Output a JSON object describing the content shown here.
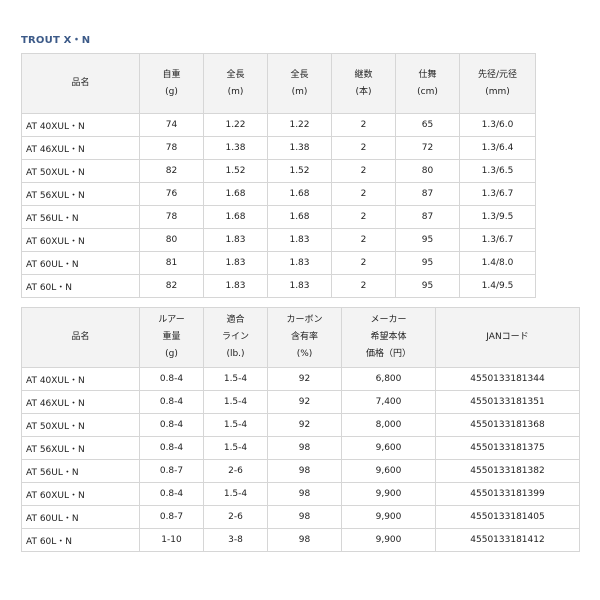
{
  "title": "TROUT X・N",
  "table1": {
    "headers": [
      [
        "品名"
      ],
      [
        "自重",
        "(g)"
      ],
      [
        "全長",
        "(m)"
      ],
      [
        "全長",
        "(m)"
      ],
      [
        "継数",
        "(本)"
      ],
      [
        "仕舞",
        "(cm)"
      ],
      [
        "先径/元径",
        "(mm)"
      ]
    ],
    "rows": [
      [
        "AT 40XUL・N",
        "74",
        "1.22",
        "1.22",
        "2",
        "65",
        "1.3/6.0"
      ],
      [
        "AT 46XUL・N",
        "78",
        "1.38",
        "1.38",
        "2",
        "72",
        "1.3/6.4"
      ],
      [
        "AT 50XUL・N",
        "82",
        "1.52",
        "1.52",
        "2",
        "80",
        "1.3/6.5"
      ],
      [
        "AT 56XUL・N",
        "76",
        "1.68",
        "1.68",
        "2",
        "87",
        "1.3/6.7"
      ],
      [
        "AT 56UL・N",
        "78",
        "1.68",
        "1.68",
        "2",
        "87",
        "1.3/9.5"
      ],
      [
        "AT 60XUL・N",
        "80",
        "1.83",
        "1.83",
        "2",
        "95",
        "1.3/6.7"
      ],
      [
        "AT 60UL・N",
        "81",
        "1.83",
        "1.83",
        "2",
        "95",
        "1.4/8.0"
      ],
      [
        "AT 60L・N",
        "82",
        "1.83",
        "1.83",
        "2",
        "95",
        "1.4/9.5"
      ]
    ]
  },
  "table2": {
    "headers": [
      [
        "品名"
      ],
      [
        "ルアー",
        "重量",
        "(g)"
      ],
      [
        "適合",
        "ライン",
        "(lb.)"
      ],
      [
        "カーボン",
        "含有率",
        "(%)"
      ],
      [
        "メーカー",
        "希望本体",
        "価格（円）"
      ],
      [
        "JANコード"
      ]
    ],
    "rows": [
      [
        "AT 40XUL・N",
        "0.8-4",
        "1.5-4",
        "92",
        "6,800",
        "4550133181344"
      ],
      [
        "AT 46XUL・N",
        "0.8-4",
        "1.5-4",
        "92",
        "7,400",
        "4550133181351"
      ],
      [
        "AT 50XUL・N",
        "0.8-4",
        "1.5-4",
        "92",
        "8,000",
        "4550133181368"
      ],
      [
        "AT 56XUL・N",
        "0.8-4",
        "1.5-4",
        "98",
        "9,600",
        "4550133181375"
      ],
      [
        "AT 56UL・N",
        "0.8-7",
        "2-6",
        "98",
        "9,600",
        "4550133181382"
      ],
      [
        "AT 60XUL・N",
        "0.8-4",
        "1.5-4",
        "98",
        "9,900",
        "4550133181399"
      ],
      [
        "AT 60UL・N",
        "0.8-7",
        "2-6",
        "98",
        "9,900",
        "4550133181405"
      ],
      [
        "AT 60L・N",
        "1-10",
        "3-8",
        "98",
        "9,900",
        "4550133181412"
      ]
    ]
  }
}
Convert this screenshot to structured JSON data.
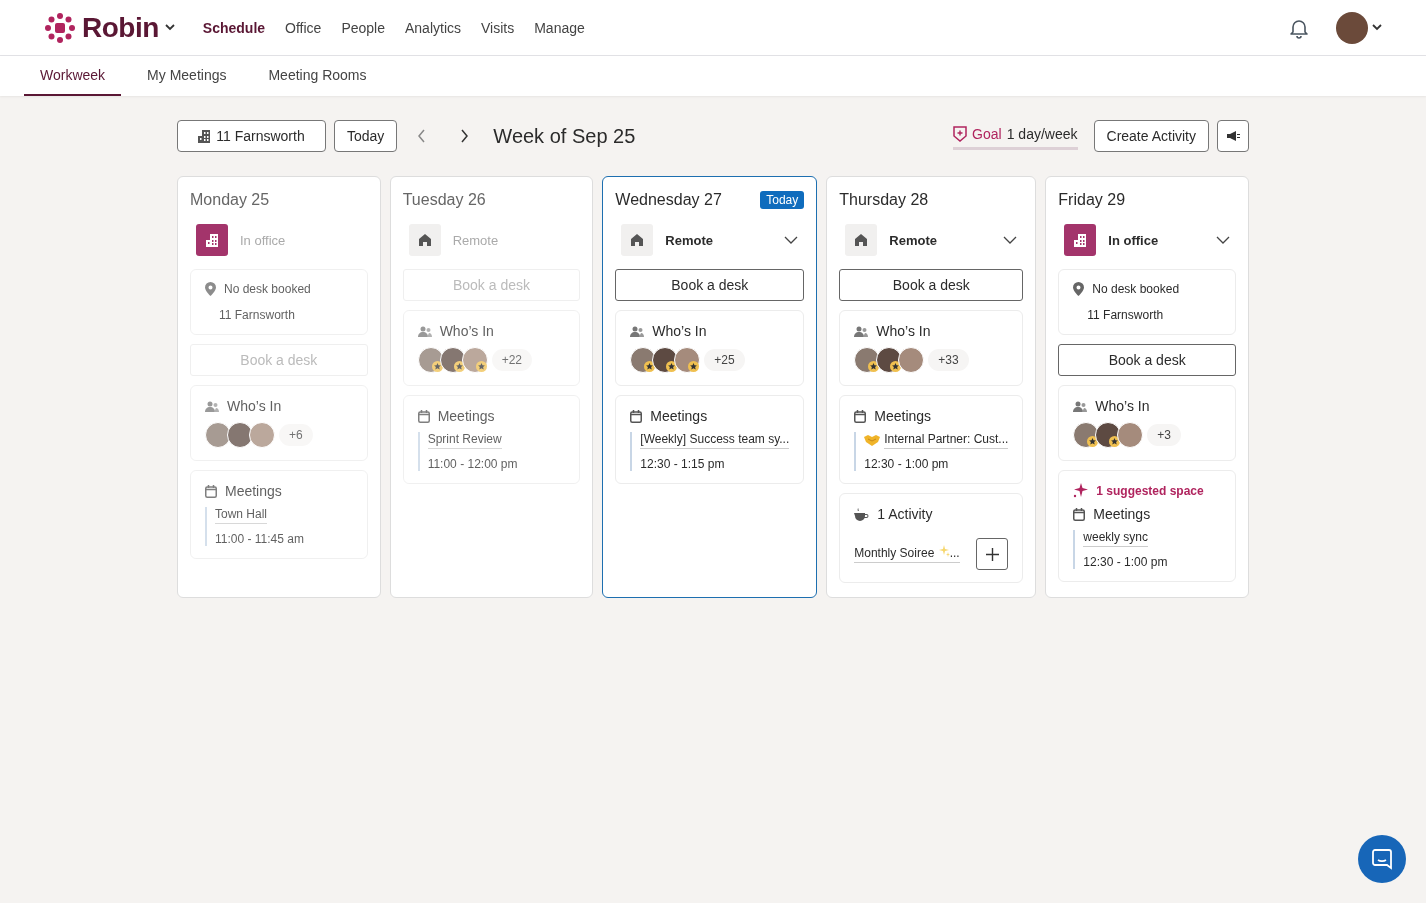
{
  "brand": {
    "name": "Robin"
  },
  "nav": [
    {
      "label": "Schedule",
      "selected": true
    },
    {
      "label": "Office",
      "selected": false
    },
    {
      "label": "People",
      "selected": false
    },
    {
      "label": "Analytics",
      "selected": false
    },
    {
      "label": "Visits",
      "selected": false
    },
    {
      "label": "Manage",
      "selected": false
    }
  ],
  "tabs": [
    {
      "label": "Workweek",
      "selected": true
    },
    {
      "label": "My Meetings",
      "selected": false
    },
    {
      "label": "Meeting Rooms",
      "selected": false
    }
  ],
  "toolbar": {
    "location": "11 Farnsworth",
    "today": "Today",
    "week": "Week of Sep 25",
    "goal_label": "Goal",
    "goal_value": "1 day/week",
    "create": "Create Activity"
  },
  "days": [
    {
      "name": "Monday 25",
      "today": false,
      "past": true,
      "status": {
        "kind": "office",
        "label": "In office"
      },
      "desk": {
        "label": "No desk booked",
        "location": "11 Farnsworth"
      },
      "book": "Book a desk",
      "whos_in": {
        "title": "Who’s In",
        "avatars": [
          {
            "starred": false
          },
          {
            "starred": false
          },
          {
            "starred": false
          }
        ],
        "more": "+6"
      },
      "meetings": {
        "title": "Meetings",
        "items": [
          {
            "title": "Town Hall",
            "time": "11:00 - 11:45 am",
            "icon": false
          }
        ]
      }
    },
    {
      "name": "Tuesday 26",
      "today": false,
      "past": true,
      "status": {
        "kind": "remote",
        "label": "Remote"
      },
      "book": "Book a desk",
      "whos_in": {
        "title": "Who’s In",
        "avatars": [
          {
            "starred": true
          },
          {
            "starred": true
          },
          {
            "starred": true
          }
        ],
        "more": "+22"
      },
      "meetings": {
        "title": "Meetings",
        "items": [
          {
            "title": "Sprint Review",
            "time": "11:00 - 12:00 pm",
            "icon": false
          }
        ]
      }
    },
    {
      "name": "Wednesday 27",
      "today": true,
      "today_label": "Today",
      "past": false,
      "status": {
        "kind": "remote",
        "label": "Remote"
      },
      "book": "Book a desk",
      "whos_in": {
        "title": "Who’s In",
        "avatars": [
          {
            "starred": true
          },
          {
            "starred": true
          },
          {
            "starred": true
          }
        ],
        "more": "+25"
      },
      "meetings": {
        "title": "Meetings",
        "items": [
          {
            "title": "[Weekly] Success team sy...",
            "time": "12:30 - 1:15 pm",
            "icon": false
          }
        ]
      }
    },
    {
      "name": "Thursday 28",
      "today": false,
      "past": false,
      "status": {
        "kind": "remote",
        "label": "Remote"
      },
      "book": "Book a desk",
      "whos_in": {
        "title": "Who’s In",
        "avatars": [
          {
            "starred": true
          },
          {
            "starred": true
          },
          {
            "starred": false
          }
        ],
        "more": "+33"
      },
      "meetings": {
        "title": "Meetings",
        "items": [
          {
            "title": "Internal Partner: Cust...",
            "time": "12:30 - 1:00 pm",
            "icon": true
          }
        ]
      },
      "activity": {
        "title": "1 Activity",
        "item": "Monthly Soiree",
        "item_tail": "..."
      }
    },
    {
      "name": "Friday 29",
      "today": false,
      "past": false,
      "status": {
        "kind": "office",
        "label": "In office"
      },
      "desk": {
        "label": "No desk booked",
        "location": "11 Farnsworth"
      },
      "book": "Book a desk",
      "whos_in": {
        "title": "Who’s In",
        "avatars": [
          {
            "starred": true
          },
          {
            "starred": true
          },
          {
            "starred": false
          }
        ],
        "more": "+3"
      },
      "suggested": "1 suggested space",
      "meetings": {
        "title": "Meetings",
        "items": [
          {
            "title": "weekly sync",
            "time": "12:30 - 1:00 pm",
            "icon": false
          }
        ]
      }
    }
  ]
}
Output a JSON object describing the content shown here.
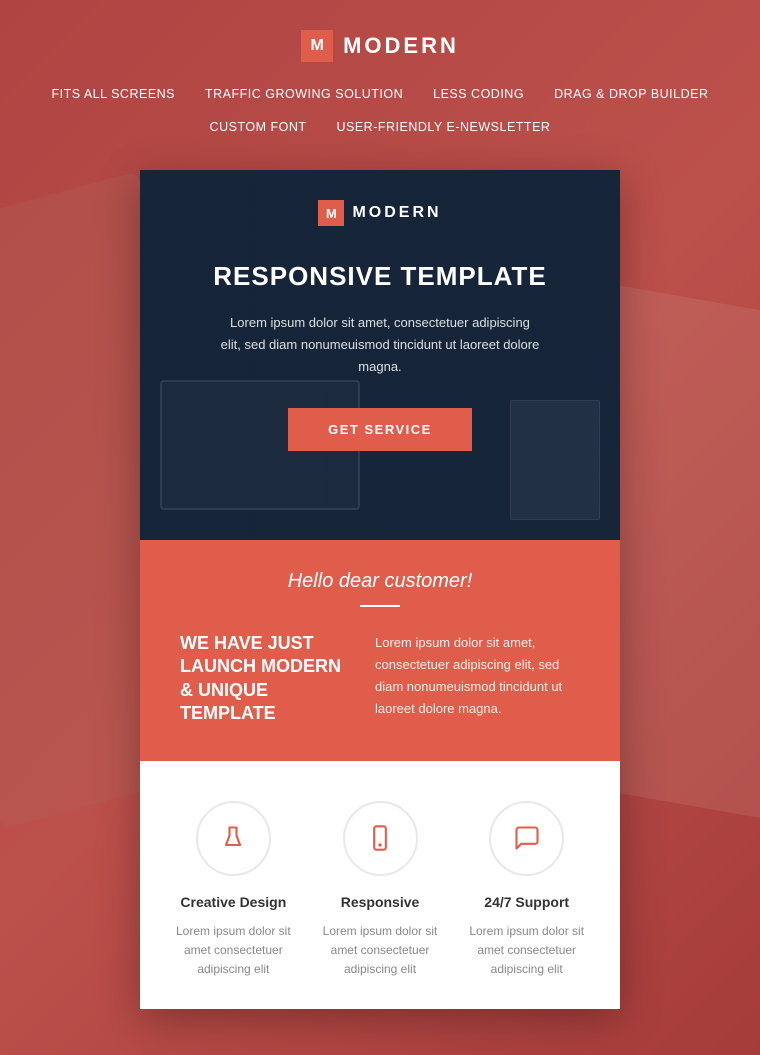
{
  "header": {
    "logo_letter": "M",
    "logo_text": "MODERN",
    "nav_items": [
      "FITS ALL SCREENS",
      "TRAFFIC GROWING SOLUTION",
      "LESS CODING",
      "DRAG & DROP BUILDER",
      "CUSTOM FONT",
      "USER-FRIENDLY E-NEWSLETTER"
    ]
  },
  "hero": {
    "logo_letter": "M",
    "logo_text": "MODERN",
    "title": "RESPONSIVE TEMPLATE",
    "description": "Lorem ipsum dolor sit amet, consectetuer adipiscing elit, sed diam nonumeuismod tincidunt ut laoreet dolore magna.",
    "button_label": "GET SERVICE"
  },
  "coral": {
    "greeting": "Hello dear customer!",
    "heading": "WE HAVE JUST LAUNCH MODERN & UNIQUE TEMPLATE",
    "text": "Lorem ipsum dolor sit amet, consectetuer adipiscing elit, sed diam nonumeuismod tincidunt ut laoreet dolore magna."
  },
  "features": [
    {
      "icon": "flask",
      "title": "Creative Design",
      "desc": "Lorem ipsum dolor sit amet consectetuer adipiscing elit"
    },
    {
      "icon": "mobile",
      "title": "Responsive",
      "desc": "Lorem ipsum dolor sit amet consectetuer adipiscing elit"
    },
    {
      "icon": "chat",
      "title": "24/7 Support",
      "desc": "Lorem ipsum dolor sit amet consectetuer adipiscing elit"
    }
  ],
  "colors": {
    "coral": "#e05c4b",
    "dark_blue": "#1e2d41",
    "white": "#ffffff"
  }
}
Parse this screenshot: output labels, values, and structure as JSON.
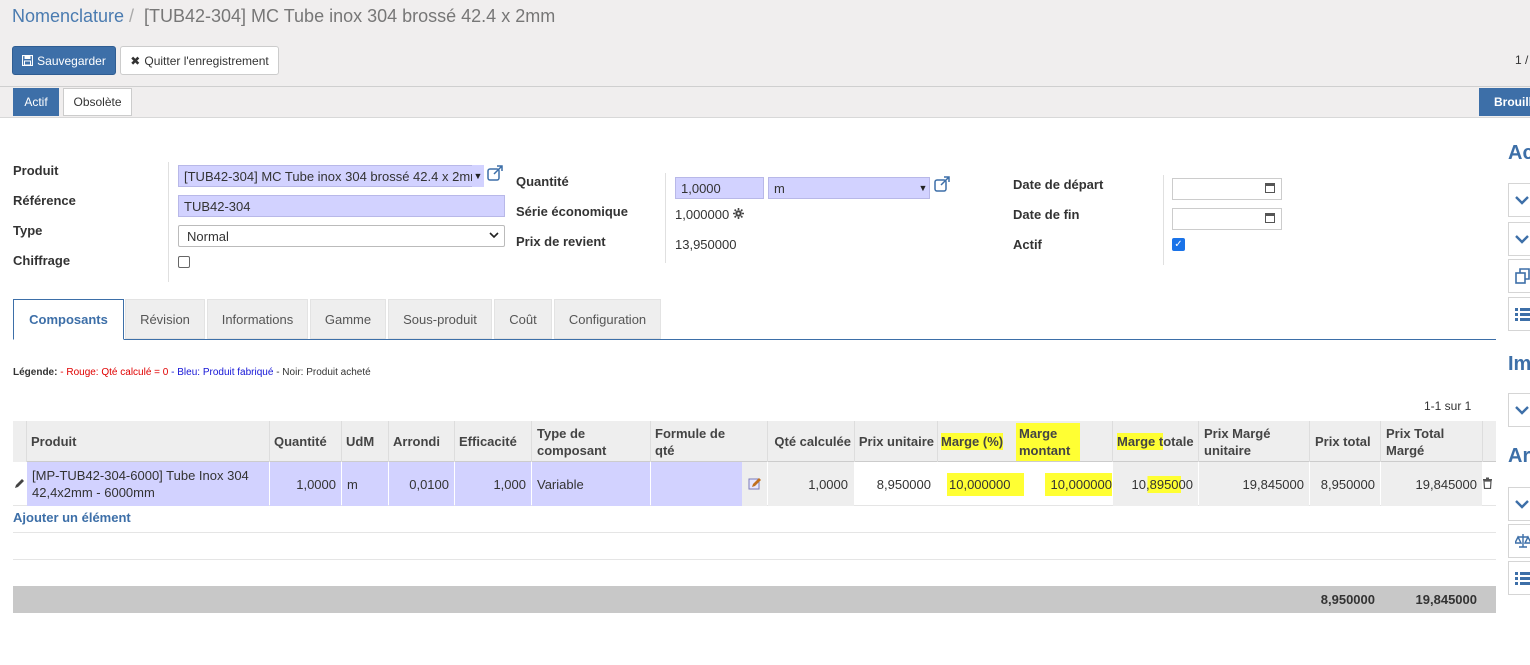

========================

### Exercise aim:
Gather all the lines that include the word "dolore" and copy them out.

### Exercise output:
    "description": "Lorem ipsum dolor sit amet, consectetuer adipiscing elit, sed diam nonumeuismod tincidunt ut laoreet dolore magna.",
    "text": "Lorem ipsum dolor sit amet, consectetuer adipiscing elit, sed diam nonumeuismod tincidunt ut laoreet dolore magna."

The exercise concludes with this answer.